-- START ROWS --

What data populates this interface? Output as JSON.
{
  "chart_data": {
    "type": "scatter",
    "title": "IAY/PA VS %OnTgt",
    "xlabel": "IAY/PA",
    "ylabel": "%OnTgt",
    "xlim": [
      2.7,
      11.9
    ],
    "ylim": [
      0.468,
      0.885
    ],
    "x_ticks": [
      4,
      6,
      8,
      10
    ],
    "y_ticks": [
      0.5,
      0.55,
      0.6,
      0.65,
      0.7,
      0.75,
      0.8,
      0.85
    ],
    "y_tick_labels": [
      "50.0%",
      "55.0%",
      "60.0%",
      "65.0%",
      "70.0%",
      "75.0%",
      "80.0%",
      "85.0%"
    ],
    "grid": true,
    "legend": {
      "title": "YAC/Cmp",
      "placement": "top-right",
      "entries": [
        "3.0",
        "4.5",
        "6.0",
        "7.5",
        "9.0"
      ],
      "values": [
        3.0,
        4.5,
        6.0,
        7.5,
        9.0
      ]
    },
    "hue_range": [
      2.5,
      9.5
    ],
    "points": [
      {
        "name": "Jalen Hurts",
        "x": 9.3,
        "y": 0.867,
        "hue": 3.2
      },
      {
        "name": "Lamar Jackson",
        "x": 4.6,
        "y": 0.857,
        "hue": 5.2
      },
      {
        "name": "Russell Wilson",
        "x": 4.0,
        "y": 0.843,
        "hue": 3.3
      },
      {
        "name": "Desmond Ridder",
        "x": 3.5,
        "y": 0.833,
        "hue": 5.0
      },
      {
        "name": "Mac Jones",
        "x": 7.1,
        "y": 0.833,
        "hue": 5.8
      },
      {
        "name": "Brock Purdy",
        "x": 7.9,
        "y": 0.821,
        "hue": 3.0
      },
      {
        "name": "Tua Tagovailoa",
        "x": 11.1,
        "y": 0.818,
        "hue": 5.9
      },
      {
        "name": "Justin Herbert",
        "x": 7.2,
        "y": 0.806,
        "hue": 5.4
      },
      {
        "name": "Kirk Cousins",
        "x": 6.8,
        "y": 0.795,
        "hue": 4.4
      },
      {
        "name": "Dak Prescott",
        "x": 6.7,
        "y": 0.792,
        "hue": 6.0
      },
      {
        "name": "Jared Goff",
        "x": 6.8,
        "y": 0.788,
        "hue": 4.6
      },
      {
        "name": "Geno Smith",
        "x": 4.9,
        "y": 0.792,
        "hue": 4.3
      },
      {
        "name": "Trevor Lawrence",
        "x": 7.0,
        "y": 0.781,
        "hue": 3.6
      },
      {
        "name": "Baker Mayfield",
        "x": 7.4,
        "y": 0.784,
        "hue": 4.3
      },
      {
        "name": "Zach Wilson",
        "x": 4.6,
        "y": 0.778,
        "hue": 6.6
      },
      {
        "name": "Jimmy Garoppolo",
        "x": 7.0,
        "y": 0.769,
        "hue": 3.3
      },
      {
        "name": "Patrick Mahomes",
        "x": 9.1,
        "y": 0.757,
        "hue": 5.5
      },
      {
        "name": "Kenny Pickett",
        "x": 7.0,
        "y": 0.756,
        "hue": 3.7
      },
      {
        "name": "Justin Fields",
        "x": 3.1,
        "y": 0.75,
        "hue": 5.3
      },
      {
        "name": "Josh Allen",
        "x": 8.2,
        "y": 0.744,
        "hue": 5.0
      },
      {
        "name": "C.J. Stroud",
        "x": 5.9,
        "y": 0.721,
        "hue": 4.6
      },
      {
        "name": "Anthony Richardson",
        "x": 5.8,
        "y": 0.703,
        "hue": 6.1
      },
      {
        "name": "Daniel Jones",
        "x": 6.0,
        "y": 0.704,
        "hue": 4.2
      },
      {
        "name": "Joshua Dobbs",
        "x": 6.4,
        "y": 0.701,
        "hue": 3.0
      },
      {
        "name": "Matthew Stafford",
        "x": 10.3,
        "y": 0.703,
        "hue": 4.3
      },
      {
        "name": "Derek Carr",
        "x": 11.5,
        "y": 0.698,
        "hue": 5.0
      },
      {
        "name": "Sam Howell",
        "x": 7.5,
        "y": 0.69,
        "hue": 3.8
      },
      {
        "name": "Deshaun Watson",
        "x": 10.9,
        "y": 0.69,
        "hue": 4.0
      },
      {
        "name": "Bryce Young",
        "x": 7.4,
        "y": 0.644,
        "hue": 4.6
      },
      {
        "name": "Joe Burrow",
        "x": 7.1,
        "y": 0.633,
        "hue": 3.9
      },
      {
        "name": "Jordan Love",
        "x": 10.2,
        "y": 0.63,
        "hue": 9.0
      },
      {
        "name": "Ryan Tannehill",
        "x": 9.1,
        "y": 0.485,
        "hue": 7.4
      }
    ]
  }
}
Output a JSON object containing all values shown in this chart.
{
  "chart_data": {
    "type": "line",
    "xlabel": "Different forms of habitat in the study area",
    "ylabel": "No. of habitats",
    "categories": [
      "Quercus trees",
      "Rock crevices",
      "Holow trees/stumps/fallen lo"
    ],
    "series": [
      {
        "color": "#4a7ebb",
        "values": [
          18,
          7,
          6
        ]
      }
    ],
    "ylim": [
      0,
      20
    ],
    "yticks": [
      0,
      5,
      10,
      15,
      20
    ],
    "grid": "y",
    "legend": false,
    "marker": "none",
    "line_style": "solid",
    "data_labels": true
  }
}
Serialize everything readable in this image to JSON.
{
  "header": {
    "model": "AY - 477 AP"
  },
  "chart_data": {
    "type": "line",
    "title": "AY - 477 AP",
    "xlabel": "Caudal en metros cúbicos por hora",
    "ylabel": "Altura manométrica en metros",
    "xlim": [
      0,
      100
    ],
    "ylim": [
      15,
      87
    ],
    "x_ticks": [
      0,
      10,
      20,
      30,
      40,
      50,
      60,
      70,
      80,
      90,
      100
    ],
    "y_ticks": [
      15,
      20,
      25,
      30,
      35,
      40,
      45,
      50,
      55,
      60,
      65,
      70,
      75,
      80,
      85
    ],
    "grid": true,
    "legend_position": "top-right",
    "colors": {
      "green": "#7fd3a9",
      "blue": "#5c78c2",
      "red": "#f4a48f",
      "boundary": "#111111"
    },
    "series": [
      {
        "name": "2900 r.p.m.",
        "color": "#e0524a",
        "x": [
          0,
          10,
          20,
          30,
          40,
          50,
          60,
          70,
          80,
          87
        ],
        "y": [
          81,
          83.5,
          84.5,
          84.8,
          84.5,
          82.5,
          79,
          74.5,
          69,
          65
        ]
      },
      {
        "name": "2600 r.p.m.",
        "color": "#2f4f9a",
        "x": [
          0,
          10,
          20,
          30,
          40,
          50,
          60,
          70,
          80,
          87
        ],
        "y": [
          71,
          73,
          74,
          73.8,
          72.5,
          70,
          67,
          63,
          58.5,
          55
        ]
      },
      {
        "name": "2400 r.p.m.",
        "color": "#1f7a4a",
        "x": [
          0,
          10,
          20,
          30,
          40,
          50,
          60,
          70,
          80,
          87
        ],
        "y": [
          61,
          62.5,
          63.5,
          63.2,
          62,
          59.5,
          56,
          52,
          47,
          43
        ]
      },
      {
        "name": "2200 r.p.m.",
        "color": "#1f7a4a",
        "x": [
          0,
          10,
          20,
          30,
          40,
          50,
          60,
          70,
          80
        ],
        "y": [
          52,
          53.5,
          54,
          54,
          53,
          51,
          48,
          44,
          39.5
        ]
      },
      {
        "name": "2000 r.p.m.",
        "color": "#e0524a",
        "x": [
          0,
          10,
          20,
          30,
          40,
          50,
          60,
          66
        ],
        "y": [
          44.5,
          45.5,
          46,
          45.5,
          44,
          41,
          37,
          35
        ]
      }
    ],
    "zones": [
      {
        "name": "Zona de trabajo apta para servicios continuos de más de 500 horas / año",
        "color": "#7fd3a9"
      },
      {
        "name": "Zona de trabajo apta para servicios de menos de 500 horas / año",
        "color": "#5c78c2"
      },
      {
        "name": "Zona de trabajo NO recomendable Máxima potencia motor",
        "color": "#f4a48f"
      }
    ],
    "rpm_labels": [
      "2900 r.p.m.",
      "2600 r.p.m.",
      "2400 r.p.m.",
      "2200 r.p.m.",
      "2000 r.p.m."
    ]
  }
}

-- END ROWS --

*WHAT YOU HAVE TO DO*
Identify and copy the lines holding the word "metros".

*IN RESPONSE*
    "xlabel": "Caudal en metros cúbicos por hora",
    "ylabel": "Altura manométrica en metros",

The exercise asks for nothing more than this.